### Prompt
Skip the pictures. Copy all the rest of the records down exactly.

### Information provided

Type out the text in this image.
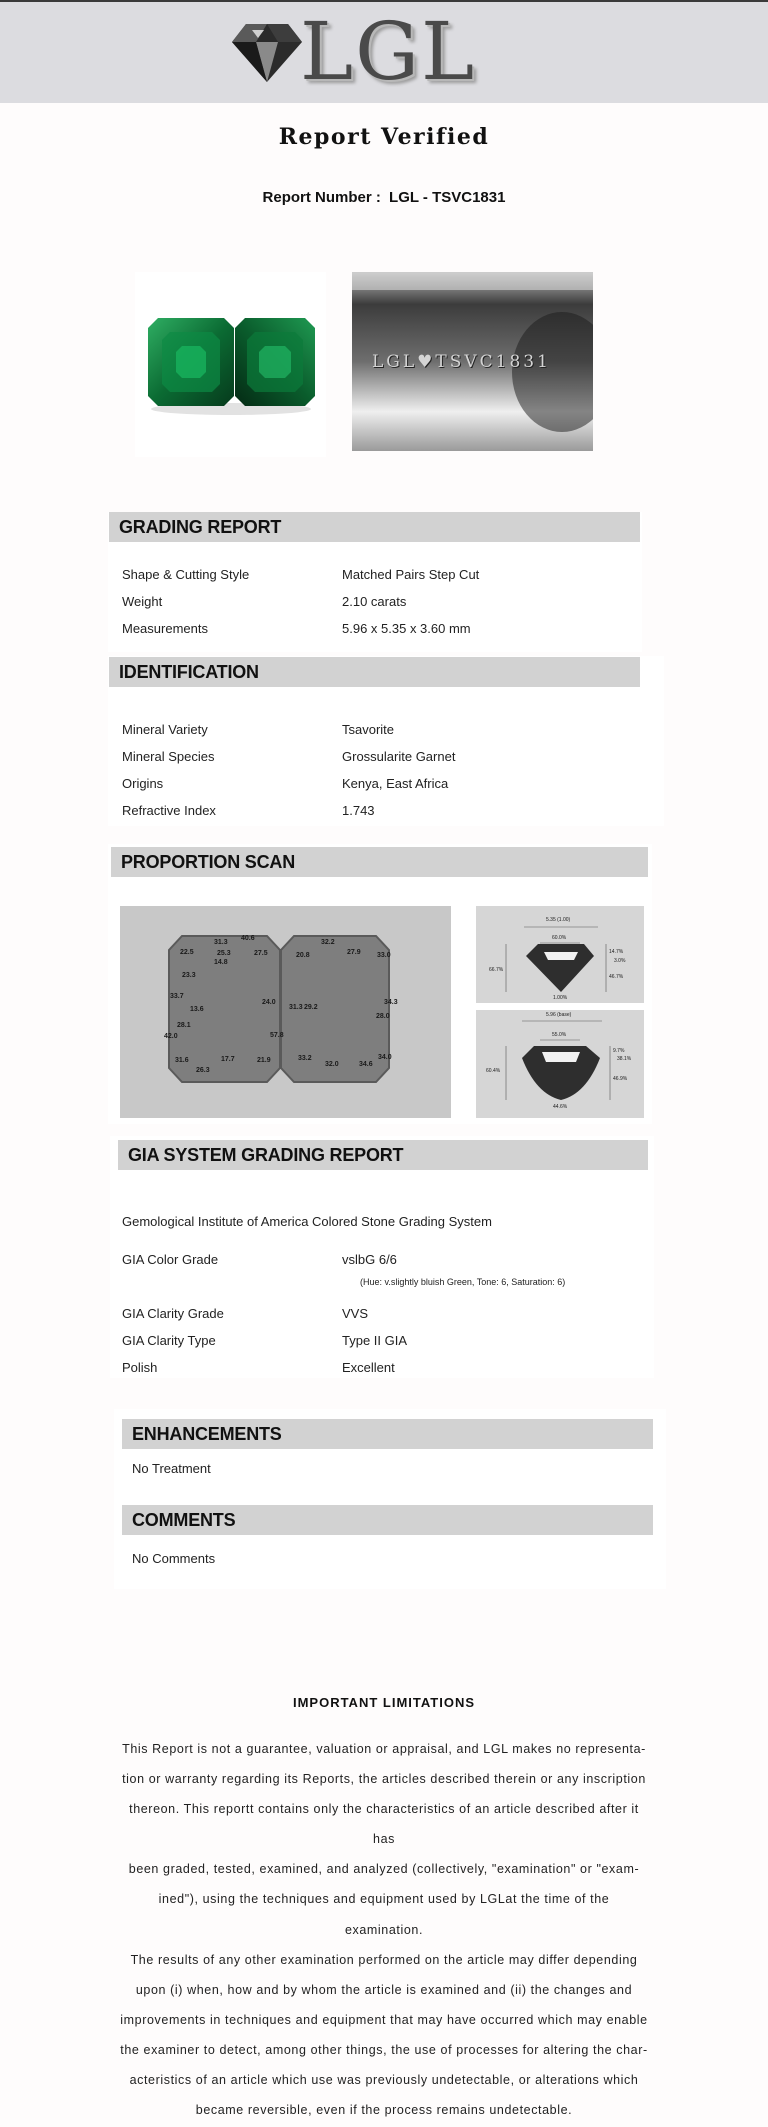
LGL
Report Verified
Report Number : LGL - TSVC1831
LGL♥TSVC1831
GRADING REPORT
Shape & Cutting Style	Matched Pairs Step Cut
Weight	2.10 carats
Measurements	5.96 x 5.35 x 3.60 mm
IDENTIFICATION
Mineral Variety	Tsavorite
Mineral Species	Grossularite Garnet
Origins	Kenya, East Africa
Refractive Index	1.743
PROPORTION SCAN
40.6
31.3
22.5	25.3	27.5
14.8
23.3
33.7
13.6
24.0
28.1
42.0	57.8
17.7
31.6
26.3
21.9
32.2
20.8	27.9 33.0
31.3 29.2
34.3
28.0
33.2
32.0	34.6
34.0
5.35 (1.00)
60.0%
66.7%
14.7%
3.0%
46.7%
1.00%
5.96 (base)
55.0%
60.4%
9.7%
38.1%
46.9%
44.6%
GIA SYSTEM GRADING REPORT
Gemological Institute of America Colored Stone Grading System
GIA Color Grade	vslbG 6/6
(Hue: v.slightly bluish Green, Tone: 6, Saturation: 6)
GIA Clarity Grade	VVS
GIA Clarity Type	Type II GIA
Polish	Excellent
ENHANCEMENTS
COMMENTS
No Treatment
No Comments
IMPORTANT LIMITATIONS
This Report is not a guarantee, valuation or appraisal, and LGL makes no representa-
tion or warranty regarding its Reports, the articles described therein or any inscription
thereon. This reportt contains only the characteristics of an article described after it has
been graded, tested, examined, and analyzed (collectively, "examination" or "exam-
ined"), using the techniques and equipment used by LGLat the time of the examination.
The results of any other examination performed on the article may differ depending
upon (i) when, how and by whom the article is examined and (ii) the changes and
improvements in techniques and equipment that may have occurred which may enable
the examiner to detect, among other things, the use of processes for altering the char-
acteristics of an article which use was previously undetectable, or alterations which
became reversible, even if the process remains undetectable.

### Written reply
Type out the text in this image.
LGL
Report Verified
Report Number : LGL - TSVC1831
LGL♥TSVC1831
GRADING REPORT
Shape & Cutting Style	Matched Pairs Step Cut
Weight	2.10 carats
Measurements	5.96 x 5.35 x 3.60 mm
IDENTIFICATION
Mineral Variety	Tsavorite
Mineral Species	Grossularite Garnet
Origins	Kenya, East Africa
Refractive Index	1.743
PROPORTION SCAN
40.6
31.3
22.5	25.3	27.5
14.8
23.3
33.7
13.6
24.0
28.1
42.0	57.8
17.7
31.6
26.3
21.9
32.2
20.8	27.9 33.0
31.3 29.2
34.3
28.0
33.2
32.0	34.6
34.0
5.35 (1.00)
60.0%
66.7%
14.7%
3.0%
46.7%
1.00%
5.96 (base)
55.0%
60.4%
9.7%
38.1%
46.9%
44.6%
GIA SYSTEM GRADING REPORT
Gemological Institute of America Colored Stone Grading System
GIA Color Grade	vslbG 6/6
(Hue: v.slightly bluish Green, Tone: 6, Saturation: 6)
GIA Clarity Grade	VVS
GIA Clarity Type	Type II GIA
Polish	Excellent
ENHANCEMENTS
COMMENTS
No Treatment
No Comments
IMPORTANT LIMITATIONS
This Report is not a guarantee, valuation or appraisal, and LGL makes no representa-
tion or warranty regarding its Reports, the articles described therein or any inscription
thereon. This reportt contains only the characteristics of an article described after it has
been graded, tested, examined, and analyzed (collectively, "examination" or "exam-
ined"), using the techniques and equipment used by LGLat the time of the examination.
The results of any other examination performed on the article may differ depending
upon (i) when, how and by whom the article is examined and (ii) the changes and
improvements in techniques and equipment that may have occurred which may enable
the examiner to detect, among other things, the use of processes for altering the char-
acteristics of an article which use was previously undetectable, or alterations which
became reversible, even if the process remains undetectable.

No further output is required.